* _STATED EXERCISE_: Copy the records below word for word, starting with the first line and ending with the line that contains "point-b-label[interactable]: B [243,306,248,315]". Include that final line.
[Begin RECORDED DATA]
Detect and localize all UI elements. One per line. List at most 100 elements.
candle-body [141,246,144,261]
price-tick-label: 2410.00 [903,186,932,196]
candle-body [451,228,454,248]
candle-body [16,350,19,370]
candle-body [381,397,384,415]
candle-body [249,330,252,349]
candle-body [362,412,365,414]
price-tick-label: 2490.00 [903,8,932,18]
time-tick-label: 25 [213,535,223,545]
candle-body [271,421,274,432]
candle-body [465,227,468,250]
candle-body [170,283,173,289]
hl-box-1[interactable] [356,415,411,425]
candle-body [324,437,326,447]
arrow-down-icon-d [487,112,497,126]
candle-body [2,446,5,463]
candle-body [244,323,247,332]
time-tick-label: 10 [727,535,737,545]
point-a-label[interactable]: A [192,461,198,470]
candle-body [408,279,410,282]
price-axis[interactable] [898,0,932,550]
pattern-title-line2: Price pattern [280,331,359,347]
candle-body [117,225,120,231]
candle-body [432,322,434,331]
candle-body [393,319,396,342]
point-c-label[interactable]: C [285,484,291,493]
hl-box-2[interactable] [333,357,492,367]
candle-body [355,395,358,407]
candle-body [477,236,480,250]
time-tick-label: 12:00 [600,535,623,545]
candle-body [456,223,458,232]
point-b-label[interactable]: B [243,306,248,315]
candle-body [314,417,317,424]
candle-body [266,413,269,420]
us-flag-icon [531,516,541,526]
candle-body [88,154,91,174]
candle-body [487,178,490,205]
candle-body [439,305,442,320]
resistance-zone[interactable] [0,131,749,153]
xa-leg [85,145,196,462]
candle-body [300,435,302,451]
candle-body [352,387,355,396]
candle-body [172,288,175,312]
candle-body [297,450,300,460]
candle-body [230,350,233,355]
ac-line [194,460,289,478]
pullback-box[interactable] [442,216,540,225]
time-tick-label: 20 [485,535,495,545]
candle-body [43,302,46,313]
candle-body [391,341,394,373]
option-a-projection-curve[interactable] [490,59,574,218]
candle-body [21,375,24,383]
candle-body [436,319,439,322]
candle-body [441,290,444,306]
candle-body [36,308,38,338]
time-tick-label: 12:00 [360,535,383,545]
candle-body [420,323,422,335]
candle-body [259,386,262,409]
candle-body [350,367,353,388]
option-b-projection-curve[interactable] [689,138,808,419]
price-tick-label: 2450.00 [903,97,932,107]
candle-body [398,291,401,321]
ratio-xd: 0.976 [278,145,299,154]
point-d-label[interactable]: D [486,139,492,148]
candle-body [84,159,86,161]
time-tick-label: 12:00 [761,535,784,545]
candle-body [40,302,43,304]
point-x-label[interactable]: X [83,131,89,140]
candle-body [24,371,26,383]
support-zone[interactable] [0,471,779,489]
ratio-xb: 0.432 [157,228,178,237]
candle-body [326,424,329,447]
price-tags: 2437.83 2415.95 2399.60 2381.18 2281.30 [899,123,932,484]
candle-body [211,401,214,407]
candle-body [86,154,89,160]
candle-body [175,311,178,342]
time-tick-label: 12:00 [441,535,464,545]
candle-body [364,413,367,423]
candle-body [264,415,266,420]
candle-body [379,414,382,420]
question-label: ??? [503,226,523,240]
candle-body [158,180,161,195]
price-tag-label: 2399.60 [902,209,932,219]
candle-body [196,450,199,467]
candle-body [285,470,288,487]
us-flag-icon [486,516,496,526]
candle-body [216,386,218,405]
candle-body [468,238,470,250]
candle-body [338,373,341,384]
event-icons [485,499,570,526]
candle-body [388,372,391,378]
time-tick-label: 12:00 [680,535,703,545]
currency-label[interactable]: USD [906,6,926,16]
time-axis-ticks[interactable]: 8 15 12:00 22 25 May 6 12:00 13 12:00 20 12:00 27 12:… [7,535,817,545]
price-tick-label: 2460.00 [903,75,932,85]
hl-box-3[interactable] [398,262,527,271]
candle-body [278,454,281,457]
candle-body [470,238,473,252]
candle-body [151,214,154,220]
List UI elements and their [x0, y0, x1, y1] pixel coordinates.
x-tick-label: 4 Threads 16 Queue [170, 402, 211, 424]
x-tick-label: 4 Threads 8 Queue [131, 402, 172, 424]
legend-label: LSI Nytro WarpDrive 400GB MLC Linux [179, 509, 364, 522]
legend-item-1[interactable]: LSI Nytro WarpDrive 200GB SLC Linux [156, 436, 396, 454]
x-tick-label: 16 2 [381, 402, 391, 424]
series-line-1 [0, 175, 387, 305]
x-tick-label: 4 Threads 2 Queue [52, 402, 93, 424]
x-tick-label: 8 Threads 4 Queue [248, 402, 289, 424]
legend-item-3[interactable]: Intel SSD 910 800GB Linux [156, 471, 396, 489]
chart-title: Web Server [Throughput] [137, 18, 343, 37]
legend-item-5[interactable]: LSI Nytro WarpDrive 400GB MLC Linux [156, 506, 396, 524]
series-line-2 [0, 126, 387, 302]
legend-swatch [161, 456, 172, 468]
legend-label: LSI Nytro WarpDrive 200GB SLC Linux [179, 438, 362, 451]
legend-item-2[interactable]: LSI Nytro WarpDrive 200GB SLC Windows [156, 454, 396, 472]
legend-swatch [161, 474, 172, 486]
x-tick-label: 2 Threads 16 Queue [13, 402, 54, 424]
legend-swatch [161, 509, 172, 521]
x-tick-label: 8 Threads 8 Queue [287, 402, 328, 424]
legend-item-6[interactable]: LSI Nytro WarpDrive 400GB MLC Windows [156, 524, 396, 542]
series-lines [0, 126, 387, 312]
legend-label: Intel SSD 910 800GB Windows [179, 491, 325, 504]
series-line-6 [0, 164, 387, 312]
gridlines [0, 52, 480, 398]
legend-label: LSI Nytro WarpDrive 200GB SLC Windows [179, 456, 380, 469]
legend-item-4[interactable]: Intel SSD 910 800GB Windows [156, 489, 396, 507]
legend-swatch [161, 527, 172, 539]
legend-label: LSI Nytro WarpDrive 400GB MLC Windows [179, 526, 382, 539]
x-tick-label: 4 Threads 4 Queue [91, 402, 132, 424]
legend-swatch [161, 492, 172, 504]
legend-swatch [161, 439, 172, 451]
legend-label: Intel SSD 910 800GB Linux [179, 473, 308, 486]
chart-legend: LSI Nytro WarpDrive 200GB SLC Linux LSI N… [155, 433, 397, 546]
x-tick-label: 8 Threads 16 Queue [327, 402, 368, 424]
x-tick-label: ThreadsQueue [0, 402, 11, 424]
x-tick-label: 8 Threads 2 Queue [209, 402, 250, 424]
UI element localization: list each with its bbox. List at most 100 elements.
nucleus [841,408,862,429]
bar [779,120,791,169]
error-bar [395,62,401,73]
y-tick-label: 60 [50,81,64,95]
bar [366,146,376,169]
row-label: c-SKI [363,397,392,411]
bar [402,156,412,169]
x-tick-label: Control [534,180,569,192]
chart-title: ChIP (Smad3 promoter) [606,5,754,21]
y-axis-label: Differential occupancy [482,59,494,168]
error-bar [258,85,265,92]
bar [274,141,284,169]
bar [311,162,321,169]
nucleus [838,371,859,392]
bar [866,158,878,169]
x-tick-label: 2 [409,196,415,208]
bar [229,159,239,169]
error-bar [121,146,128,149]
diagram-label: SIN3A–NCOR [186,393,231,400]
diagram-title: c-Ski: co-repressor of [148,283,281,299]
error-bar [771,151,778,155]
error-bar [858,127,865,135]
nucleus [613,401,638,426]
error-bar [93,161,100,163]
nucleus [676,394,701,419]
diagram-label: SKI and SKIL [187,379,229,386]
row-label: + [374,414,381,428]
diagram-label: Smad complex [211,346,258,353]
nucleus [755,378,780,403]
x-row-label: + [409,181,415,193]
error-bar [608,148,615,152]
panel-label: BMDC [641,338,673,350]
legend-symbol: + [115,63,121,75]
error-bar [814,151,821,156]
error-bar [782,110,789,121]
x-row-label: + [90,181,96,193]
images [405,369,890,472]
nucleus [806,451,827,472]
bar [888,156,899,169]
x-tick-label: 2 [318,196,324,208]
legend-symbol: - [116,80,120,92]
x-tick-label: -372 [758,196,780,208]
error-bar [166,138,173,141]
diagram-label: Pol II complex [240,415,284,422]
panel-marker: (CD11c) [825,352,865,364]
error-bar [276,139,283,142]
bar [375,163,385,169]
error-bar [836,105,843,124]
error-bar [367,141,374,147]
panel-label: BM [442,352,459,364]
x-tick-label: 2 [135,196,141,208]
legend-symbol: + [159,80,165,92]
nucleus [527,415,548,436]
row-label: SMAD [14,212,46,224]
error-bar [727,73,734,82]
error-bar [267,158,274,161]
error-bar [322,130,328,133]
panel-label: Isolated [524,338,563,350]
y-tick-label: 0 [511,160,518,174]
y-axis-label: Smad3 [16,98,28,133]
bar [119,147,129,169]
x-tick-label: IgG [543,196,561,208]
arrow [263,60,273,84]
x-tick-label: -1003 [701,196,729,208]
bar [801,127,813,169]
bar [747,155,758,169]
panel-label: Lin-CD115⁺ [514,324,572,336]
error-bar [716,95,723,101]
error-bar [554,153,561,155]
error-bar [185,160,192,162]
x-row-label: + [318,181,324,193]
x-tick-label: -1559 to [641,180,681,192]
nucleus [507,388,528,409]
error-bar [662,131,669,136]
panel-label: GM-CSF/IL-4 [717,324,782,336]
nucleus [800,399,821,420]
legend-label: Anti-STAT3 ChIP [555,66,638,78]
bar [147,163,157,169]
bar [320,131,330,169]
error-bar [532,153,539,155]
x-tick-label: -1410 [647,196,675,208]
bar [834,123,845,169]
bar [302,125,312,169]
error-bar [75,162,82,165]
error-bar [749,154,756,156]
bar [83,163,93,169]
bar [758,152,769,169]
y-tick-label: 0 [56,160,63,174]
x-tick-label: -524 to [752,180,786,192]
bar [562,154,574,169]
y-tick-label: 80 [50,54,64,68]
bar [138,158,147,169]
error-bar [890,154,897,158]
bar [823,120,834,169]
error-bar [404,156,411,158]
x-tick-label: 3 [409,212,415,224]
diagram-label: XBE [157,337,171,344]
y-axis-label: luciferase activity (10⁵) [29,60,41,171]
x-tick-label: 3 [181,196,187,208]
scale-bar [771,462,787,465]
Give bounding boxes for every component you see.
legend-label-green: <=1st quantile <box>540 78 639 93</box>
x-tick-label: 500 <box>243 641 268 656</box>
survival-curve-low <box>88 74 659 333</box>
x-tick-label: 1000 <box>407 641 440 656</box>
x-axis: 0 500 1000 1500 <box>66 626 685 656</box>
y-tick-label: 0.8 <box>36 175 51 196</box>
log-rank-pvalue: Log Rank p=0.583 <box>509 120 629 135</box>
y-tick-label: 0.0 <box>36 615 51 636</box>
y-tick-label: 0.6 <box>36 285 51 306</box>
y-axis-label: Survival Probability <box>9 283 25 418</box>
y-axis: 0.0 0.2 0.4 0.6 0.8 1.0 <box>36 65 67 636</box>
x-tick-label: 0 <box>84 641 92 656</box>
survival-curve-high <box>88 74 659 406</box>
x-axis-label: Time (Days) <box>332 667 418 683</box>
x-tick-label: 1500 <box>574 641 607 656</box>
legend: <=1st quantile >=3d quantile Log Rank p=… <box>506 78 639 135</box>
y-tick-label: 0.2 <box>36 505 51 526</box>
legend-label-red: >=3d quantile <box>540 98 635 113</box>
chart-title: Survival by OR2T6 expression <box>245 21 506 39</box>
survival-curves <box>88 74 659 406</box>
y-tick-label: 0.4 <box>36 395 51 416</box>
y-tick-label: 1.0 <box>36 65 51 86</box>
[End RECORDED DATA]
* _REPLY_:
Detect and localize all UI elements. One per line. List at most 100 elements.
candle-body [141,246,144,261]
price-tick-label: 2410.00 [903,186,932,196]
candle-body [451,228,454,248]
candle-body [16,350,19,370]
candle-body [381,397,384,415]
candle-body [249,330,252,349]
candle-body [362,412,365,414]
price-tick-label: 2490.00 [903,8,932,18]
time-tick-label: 25 [213,535,223,545]
candle-body [271,421,274,432]
candle-body [465,227,468,250]
candle-body [170,283,173,289]
hl-box-1[interactable] [356,415,411,425]
candle-body [324,437,326,447]
arrow-down-icon-d [487,112,497,126]
candle-body [2,446,5,463]
candle-body [244,323,247,332]
time-tick-label: 10 [727,535,737,545]
point-a-label[interactable]: A [192,461,198,470]
candle-body [408,279,410,282]
price-axis[interactable] [898,0,932,550]
pattern-title-line2: Price pattern [280,331,359,347]
candle-body [117,225,120,231]
candle-body [432,322,434,331]
candle-body [393,319,396,342]
point-c-label[interactable]: C [285,484,291,493]
hl-box-2[interactable] [333,357,492,367]
candle-body [355,395,358,407]
candle-body [477,236,480,250]
time-tick-label: 12:00 [600,535,623,545]
candle-body [456,223,458,232]
point-b-label[interactable]: B [243,306,248,315]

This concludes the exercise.